### What needs to be done
Filter these entries so that only lines with the word "председателем" remain.

### Data in this exercise
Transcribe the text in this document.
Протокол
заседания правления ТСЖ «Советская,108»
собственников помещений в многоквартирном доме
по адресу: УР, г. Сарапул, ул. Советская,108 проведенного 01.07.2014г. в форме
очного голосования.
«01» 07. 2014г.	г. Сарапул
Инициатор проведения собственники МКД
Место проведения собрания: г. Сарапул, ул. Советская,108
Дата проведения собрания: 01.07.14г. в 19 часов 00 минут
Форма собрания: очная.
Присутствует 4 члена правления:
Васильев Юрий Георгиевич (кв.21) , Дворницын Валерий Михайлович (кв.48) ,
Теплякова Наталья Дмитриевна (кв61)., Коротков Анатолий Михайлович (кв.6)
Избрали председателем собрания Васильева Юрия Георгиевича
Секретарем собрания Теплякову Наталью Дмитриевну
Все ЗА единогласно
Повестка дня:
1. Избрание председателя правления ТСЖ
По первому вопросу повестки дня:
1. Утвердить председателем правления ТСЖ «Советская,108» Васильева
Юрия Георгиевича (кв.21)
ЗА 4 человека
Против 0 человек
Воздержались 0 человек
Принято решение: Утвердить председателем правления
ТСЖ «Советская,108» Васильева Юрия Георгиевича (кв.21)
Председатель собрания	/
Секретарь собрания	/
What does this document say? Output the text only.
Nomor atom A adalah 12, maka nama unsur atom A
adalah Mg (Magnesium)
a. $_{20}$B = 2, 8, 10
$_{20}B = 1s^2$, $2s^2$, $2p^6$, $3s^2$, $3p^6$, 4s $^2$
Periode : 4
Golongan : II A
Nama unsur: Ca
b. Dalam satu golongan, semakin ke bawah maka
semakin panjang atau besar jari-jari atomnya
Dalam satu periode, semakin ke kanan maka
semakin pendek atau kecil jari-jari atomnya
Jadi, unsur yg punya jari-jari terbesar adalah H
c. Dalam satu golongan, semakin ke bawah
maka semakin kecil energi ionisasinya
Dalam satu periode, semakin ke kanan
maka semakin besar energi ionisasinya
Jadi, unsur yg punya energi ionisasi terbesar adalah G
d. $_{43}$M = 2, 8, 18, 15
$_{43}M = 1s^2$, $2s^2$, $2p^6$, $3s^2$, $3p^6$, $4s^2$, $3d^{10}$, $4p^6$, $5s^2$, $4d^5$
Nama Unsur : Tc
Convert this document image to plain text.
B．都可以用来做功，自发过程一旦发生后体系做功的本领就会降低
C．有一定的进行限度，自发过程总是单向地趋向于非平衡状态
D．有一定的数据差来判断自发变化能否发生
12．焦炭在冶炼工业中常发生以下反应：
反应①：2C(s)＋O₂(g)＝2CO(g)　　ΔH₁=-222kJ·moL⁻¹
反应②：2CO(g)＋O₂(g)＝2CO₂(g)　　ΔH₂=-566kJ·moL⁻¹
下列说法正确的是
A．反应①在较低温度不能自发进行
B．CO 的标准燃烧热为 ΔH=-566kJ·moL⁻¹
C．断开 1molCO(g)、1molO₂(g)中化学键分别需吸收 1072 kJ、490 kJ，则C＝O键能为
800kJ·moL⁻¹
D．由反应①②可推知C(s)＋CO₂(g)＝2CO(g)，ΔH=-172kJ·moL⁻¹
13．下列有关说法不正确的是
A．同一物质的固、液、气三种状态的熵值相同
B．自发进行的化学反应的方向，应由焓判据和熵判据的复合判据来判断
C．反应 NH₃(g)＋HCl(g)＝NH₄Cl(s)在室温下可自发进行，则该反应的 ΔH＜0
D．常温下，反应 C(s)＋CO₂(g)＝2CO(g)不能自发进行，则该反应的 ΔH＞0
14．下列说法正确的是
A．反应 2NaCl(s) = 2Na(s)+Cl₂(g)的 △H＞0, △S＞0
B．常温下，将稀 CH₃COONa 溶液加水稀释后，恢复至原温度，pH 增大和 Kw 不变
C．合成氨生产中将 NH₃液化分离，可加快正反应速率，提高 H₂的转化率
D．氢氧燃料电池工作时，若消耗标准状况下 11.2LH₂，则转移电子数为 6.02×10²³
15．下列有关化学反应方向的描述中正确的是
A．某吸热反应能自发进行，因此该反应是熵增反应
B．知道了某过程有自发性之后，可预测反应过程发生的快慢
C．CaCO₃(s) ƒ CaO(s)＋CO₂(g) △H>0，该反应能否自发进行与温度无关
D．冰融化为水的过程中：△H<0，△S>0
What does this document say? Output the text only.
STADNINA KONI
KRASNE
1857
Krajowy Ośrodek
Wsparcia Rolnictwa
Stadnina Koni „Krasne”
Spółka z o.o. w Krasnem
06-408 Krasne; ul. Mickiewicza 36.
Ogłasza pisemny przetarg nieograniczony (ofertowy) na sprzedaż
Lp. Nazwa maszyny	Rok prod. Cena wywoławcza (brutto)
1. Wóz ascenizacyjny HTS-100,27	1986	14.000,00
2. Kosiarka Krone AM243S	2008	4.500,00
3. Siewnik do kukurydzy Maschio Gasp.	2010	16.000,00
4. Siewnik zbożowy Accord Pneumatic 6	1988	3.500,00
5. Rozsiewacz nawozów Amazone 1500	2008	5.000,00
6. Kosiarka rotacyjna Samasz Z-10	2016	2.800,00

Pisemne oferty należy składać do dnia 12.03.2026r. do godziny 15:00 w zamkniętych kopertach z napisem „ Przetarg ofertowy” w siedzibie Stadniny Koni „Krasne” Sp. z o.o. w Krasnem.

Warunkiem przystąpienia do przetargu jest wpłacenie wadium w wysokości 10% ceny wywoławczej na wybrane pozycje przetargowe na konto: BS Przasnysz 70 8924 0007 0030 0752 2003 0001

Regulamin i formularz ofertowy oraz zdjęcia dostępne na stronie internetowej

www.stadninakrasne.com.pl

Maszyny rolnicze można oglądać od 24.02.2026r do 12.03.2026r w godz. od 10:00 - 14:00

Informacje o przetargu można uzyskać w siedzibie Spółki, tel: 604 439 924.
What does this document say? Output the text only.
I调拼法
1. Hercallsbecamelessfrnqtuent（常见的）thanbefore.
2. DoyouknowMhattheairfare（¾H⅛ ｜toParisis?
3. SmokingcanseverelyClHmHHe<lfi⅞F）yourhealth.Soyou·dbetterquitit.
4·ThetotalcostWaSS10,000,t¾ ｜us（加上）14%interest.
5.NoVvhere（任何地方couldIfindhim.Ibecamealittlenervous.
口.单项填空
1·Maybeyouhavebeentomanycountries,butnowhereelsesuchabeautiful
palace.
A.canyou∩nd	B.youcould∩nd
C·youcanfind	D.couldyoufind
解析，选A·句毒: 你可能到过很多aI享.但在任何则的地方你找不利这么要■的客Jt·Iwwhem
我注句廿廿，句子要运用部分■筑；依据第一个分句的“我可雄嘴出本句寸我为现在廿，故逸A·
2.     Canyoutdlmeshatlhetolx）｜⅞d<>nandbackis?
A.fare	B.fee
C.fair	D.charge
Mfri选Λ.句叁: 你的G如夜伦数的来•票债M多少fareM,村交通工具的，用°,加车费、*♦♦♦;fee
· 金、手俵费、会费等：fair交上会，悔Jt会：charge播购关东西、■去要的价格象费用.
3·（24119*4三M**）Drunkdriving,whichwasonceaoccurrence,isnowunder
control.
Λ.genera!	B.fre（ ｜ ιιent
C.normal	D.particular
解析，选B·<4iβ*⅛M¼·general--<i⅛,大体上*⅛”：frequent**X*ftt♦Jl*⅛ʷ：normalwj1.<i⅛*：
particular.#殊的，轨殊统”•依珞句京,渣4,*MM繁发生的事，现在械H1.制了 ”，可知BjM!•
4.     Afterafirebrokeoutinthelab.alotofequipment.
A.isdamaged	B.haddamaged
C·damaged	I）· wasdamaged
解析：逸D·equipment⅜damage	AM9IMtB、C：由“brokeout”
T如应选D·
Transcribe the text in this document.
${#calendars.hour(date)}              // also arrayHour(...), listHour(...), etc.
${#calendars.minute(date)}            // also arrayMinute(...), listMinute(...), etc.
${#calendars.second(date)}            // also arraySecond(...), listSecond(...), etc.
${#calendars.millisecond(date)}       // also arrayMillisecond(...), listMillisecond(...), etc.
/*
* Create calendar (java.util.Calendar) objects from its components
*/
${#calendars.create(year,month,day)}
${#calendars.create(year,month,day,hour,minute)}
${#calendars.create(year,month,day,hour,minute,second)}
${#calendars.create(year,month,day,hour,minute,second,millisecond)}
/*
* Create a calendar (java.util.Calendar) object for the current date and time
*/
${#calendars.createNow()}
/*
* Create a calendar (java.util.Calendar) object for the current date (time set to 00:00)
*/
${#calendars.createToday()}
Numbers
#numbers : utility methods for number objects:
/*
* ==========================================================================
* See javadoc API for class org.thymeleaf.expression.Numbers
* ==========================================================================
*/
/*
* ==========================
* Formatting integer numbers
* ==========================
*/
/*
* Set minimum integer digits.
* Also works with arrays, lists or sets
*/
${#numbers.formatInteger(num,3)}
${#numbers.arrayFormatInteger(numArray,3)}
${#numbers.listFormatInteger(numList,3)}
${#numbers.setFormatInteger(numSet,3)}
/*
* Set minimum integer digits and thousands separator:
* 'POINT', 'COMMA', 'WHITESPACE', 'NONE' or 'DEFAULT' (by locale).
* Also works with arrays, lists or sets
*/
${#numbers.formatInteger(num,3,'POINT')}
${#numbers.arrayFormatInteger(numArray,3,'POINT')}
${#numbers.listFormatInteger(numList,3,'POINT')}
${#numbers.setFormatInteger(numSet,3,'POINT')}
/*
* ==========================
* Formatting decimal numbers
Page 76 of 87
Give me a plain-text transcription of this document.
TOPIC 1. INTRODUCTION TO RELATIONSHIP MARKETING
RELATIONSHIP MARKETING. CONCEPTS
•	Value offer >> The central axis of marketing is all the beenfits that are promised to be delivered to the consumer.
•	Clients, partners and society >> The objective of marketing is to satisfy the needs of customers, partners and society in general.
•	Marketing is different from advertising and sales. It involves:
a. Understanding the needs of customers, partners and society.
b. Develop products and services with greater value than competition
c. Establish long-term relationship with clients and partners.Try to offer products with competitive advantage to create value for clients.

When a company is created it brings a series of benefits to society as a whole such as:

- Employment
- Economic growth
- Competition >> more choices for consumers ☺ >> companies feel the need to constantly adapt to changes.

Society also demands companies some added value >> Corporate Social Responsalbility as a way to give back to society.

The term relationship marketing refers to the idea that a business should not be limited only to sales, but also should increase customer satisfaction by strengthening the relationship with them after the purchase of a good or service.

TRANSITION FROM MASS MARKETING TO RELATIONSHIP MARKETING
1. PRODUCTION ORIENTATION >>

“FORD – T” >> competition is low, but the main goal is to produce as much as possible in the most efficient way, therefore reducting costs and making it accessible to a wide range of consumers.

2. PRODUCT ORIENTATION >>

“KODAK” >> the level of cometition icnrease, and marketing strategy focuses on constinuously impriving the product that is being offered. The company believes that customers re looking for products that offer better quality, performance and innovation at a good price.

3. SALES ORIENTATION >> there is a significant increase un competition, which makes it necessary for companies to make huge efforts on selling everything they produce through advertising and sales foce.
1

### Correct output
Избрали председателем собрания Васильева Юрия Георгиевича
1. Утвердить председателем правления ТСЖ «Советская,108» Васильева
Принято решение: Утвердить председателем правления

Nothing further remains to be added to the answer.